:: EXERCISE DETAILS ::
In the material below, find each line with the word "Current" and copy it.

:: INFORMATION GIVEN ::
──────

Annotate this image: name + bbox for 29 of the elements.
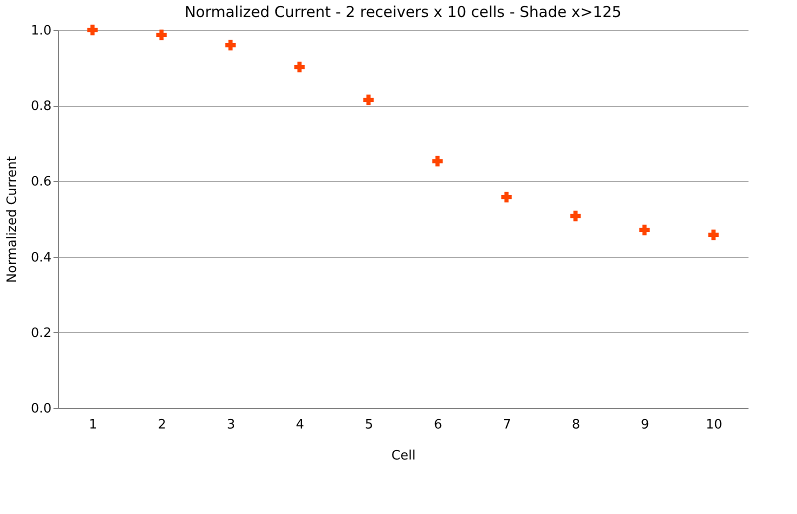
point bbox=[708, 230, 719, 240]
point bbox=[639, 224, 650, 236]
y-tick-label: 0.0 bbox=[30, 402, 52, 416]
point bbox=[87, 24, 98, 36]
x-tick-label: 3 bbox=[226, 418, 236, 432]
y-tick-label: 0.8 bbox=[30, 99, 52, 114]
point bbox=[570, 210, 581, 222]
x-axis-title: Cell bbox=[391, 448, 416, 464]
x-tick-label: 1 bbox=[88, 418, 98, 432]
x-tick-label: 9 bbox=[640, 418, 650, 432]
x-tick-label: 10 bbox=[706, 418, 722, 432]
chart-title: Normalized Current - 2 receivers x 10 cells - Shade x>125 bbox=[184, 3, 622, 21]
x-tick-label: 4 bbox=[296, 418, 304, 432]
y-tick-label: 1.0 bbox=[30, 24, 52, 38]
point bbox=[225, 40, 236, 50]
y-tick-label: 0.4 bbox=[30, 250, 52, 266]
y-tick-label: 0.6 bbox=[30, 174, 52, 190]
x-tick-label: 5 bbox=[364, 418, 374, 432]
point bbox=[294, 62, 305, 72]
point bbox=[363, 94, 374, 106]
x-tick-label: 7 bbox=[502, 418, 512, 432]
y-axis-title: Normalized Current bbox=[4, 156, 20, 283]
y-tick-label: 0.2 bbox=[30, 326, 52, 341]
point bbox=[156, 30, 167, 40]
point bbox=[501, 192, 512, 202]
x-tick-label: 8 bbox=[572, 418, 580, 432]
x-tick-label: 2 bbox=[158, 418, 166, 432]
point bbox=[432, 156, 443, 166]
x-tick-label: 6 bbox=[434, 418, 442, 432]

──────

:: TASK SOLUTION ::
chart-title: Normalized Current - 2 receivers x 10 cells - Shade x>125 bbox=[184, 3, 622, 21]
y-axis-title: Normalized Current bbox=[4, 156, 20, 283]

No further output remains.